[Dataset records]
▬▬▬▬▬▬
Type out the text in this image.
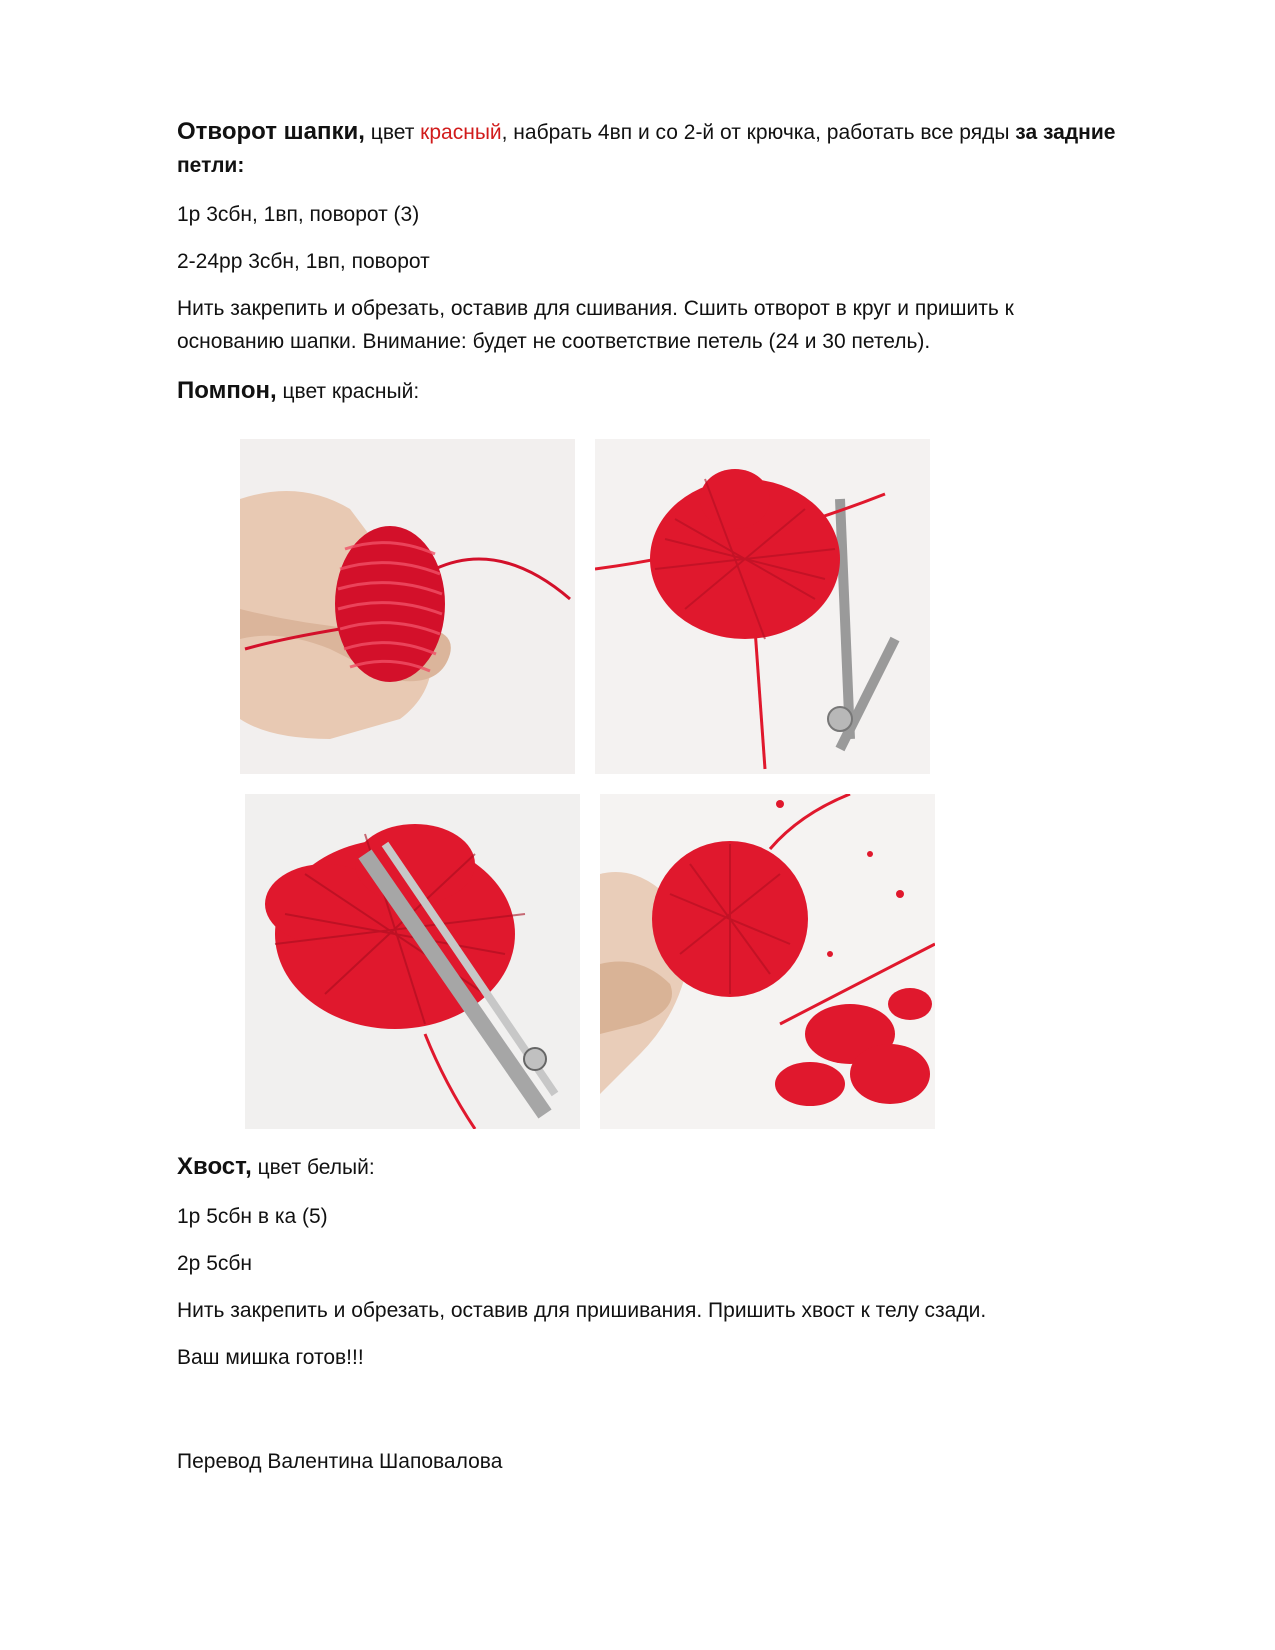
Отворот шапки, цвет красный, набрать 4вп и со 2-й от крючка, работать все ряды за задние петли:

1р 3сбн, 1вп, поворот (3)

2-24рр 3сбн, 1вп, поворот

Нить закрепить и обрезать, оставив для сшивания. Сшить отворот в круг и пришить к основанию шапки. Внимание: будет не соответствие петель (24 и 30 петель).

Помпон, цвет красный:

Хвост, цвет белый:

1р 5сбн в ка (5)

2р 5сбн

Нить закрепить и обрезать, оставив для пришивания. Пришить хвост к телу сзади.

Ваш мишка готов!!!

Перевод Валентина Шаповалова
▬▬▬▬▬▬
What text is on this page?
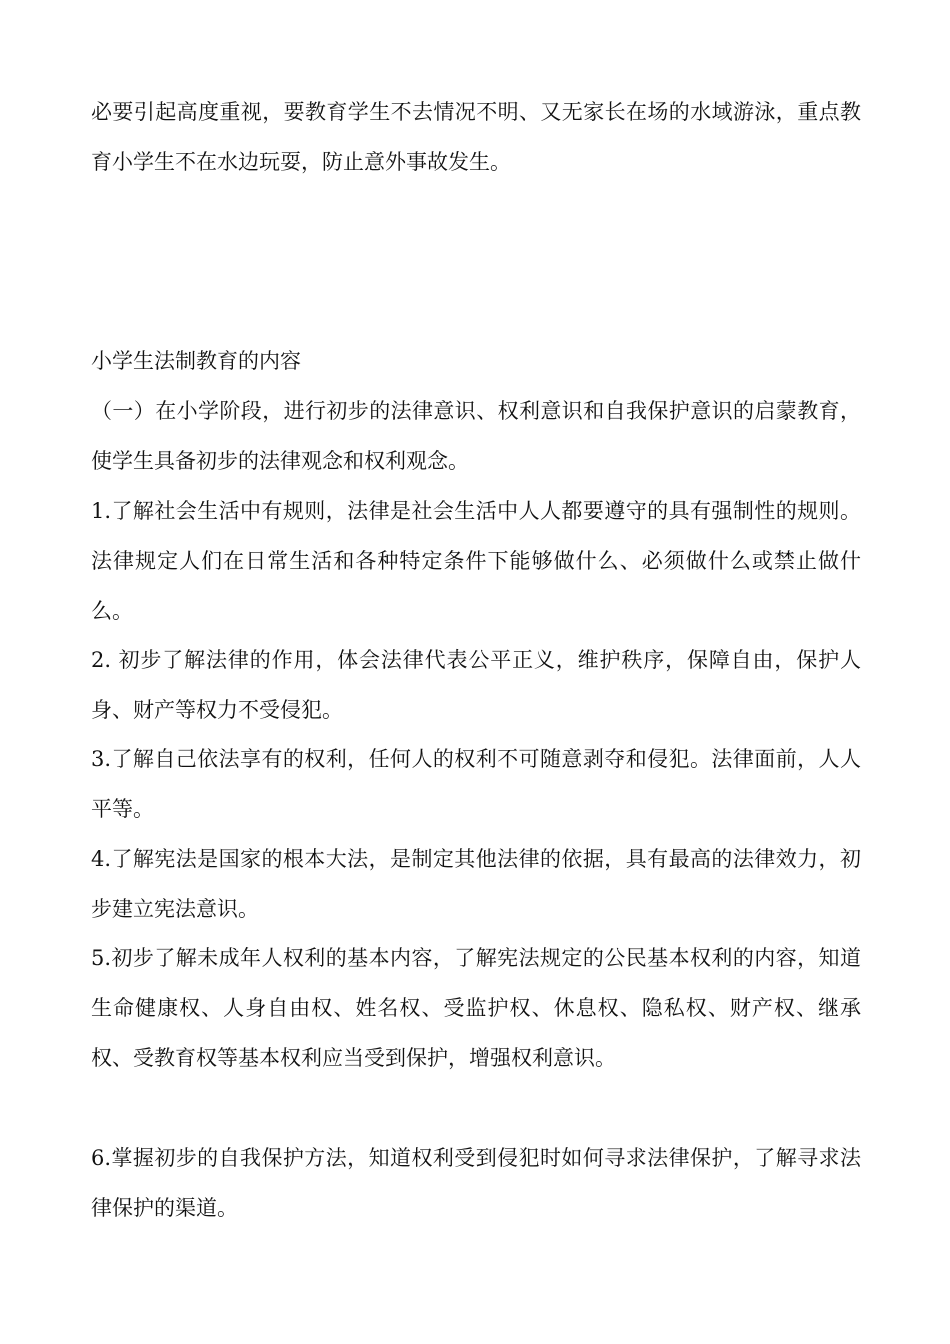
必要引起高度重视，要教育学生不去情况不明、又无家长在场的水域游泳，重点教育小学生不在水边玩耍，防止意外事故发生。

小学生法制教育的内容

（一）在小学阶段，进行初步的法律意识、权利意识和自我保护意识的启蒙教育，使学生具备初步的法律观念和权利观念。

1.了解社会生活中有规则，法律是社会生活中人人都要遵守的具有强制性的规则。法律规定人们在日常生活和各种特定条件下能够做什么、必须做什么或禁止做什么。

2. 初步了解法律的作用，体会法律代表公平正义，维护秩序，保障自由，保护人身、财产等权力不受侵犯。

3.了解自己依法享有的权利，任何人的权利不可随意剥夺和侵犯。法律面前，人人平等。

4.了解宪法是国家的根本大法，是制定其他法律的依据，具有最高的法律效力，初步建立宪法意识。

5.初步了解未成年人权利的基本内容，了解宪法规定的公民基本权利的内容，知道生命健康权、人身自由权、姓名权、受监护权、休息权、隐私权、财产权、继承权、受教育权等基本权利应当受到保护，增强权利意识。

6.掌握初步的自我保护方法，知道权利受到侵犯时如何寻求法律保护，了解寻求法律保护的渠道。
▬▬▬▬▬▬
Exercise objective ->
Copy out each line of the records that holds the string "красный".

Result of this task ->
Отворот шапки, цвет красный, набрать 4вп и со 2-й от крючка, работать все ряды за задние петли:
Помпон, цвет красный:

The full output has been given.